-- START --

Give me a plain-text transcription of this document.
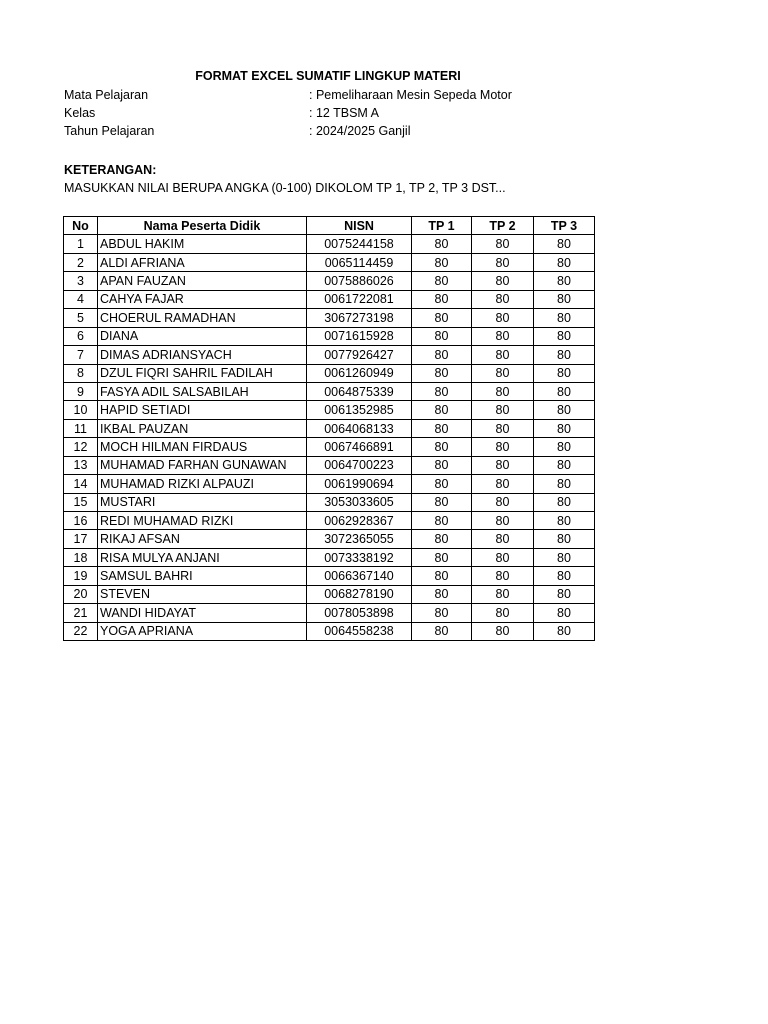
FORMAT EXCEL SUMATIF LINGKUP MATERI
Mata Pelajaran	: Pemeliharaan Mesin Sepeda Motor
Kelas	: 12 TBSM A
Tahun Pelajaran	: 2024/2025 Ganjil
KETERANGAN:
MASUKKAN NILAI BERUPA ANGKA (0-100) DIKOLOM TP 1, TP 2, TP 3 DST...
No	Nama Peserta Didik	NISN	TP 1	TP 2	TP 3
1	ABDUL HAKIM	0075244158	80	80	80
2	ALDI AFRIANA	0065114459	80	80	80
3	APAN FAUZAN	0075886026	80	80	80
4	CAHYA FAJAR	0061722081	80	80	80
5	CHOERUL RAMADHAN	3067273198	80	80	80
6	DIANA	0071615928	80	80	80
7	DIMAS ADRIANSYACH	0077926427	80	80	80
8	DZUL FIQRI SAHRIL FADILAH	0061260949	80	80	80
9	FASYA ADIL SALSABILAH	0064875339	80	80	80
10	HAPID SETIADI	0061352985	80	80	80
11	IKBAL PAUZAN	0064068133	80	80	80
12	MOCH HILMAN FIRDAUS	0067466891	80	80	80
13	MUHAMAD FARHAN GUNAWAN	0064700223	80	80	80
14	MUHAMAD RIZKI ALPAUZI	0061990694	80	80	80
15	MUSTARI	3053033605	80	80	80
16	REDI MUHAMAD RIZKI	0062928367	80	80	80
17	RIKAJ AFSAN	3072365055	80	80	80
18	RISA MULYA ANJANI	0073338192	80	80	80
19	SAMSUL BAHRI	0066367140	80	80	80
20	STEVEN	0068278190	80	80	80
21	WANDI HIDAYAT	0078053898	80	80	80
22	YOGA APRIANA	0064558238	80	80	80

-- END --

- **OBJECTIVE**
Transcribe all the data word for word; the images stay out.

- **ANSWER TO THE TASK**
Give me a plain-text transcription of this document.
FORMAT EXCEL SUMATIF LINGKUP MATERI
Mata Pelajaran	: Pemeliharaan Mesin Sepeda Motor
Kelas	: 12 TBSM A
Tahun Pelajaran	: 2024/2025 Ganjil
KETERANGAN:
MASUKKAN NILAI BERUPA ANGKA (0-100) DIKOLOM TP 1, TP 2, TP 3 DST...
No	Nama Peserta Didik	NISN	TP 1	TP 2	TP 3
1	ABDUL HAKIM	0075244158	80	80	80
2	ALDI AFRIANA	0065114459	80	80	80
3	APAN FAUZAN	0075886026	80	80	80
4	CAHYA FAJAR	0061722081	80	80	80
5	CHOERUL RAMADHAN	3067273198	80	80	80
6	DIANA	0071615928	80	80	80
7	DIMAS ADRIANSYACH	0077926427	80	80	80
8	DZUL FIQRI SAHRIL FADILAH	0061260949	80	80	80
9	FASYA ADIL SALSABILAH	0064875339	80	80	80
10	HAPID SETIADI	0061352985	80	80	80
11	IKBAL PAUZAN	0064068133	80	80	80
12	MOCH HILMAN FIRDAUS	0067466891	80	80	80
13	MUHAMAD FARHAN GUNAWAN	0064700223	80	80	80
14	MUHAMAD RIZKI ALPAUZI	0061990694	80	80	80
15	MUSTARI	3053033605	80	80	80
16	REDI MUHAMAD RIZKI	0062928367	80	80	80
17	RIKAJ AFSAN	3072365055	80	80	80
18	RISA MULYA ANJANI	0073338192	80	80	80
19	SAMSUL BAHRI	0066367140	80	80	80
20	STEVEN	0068278190	80	80	80
21	WANDI HIDAYAT	0078053898	80	80	80
22	YOGA APRIANA	0064558238	80	80	80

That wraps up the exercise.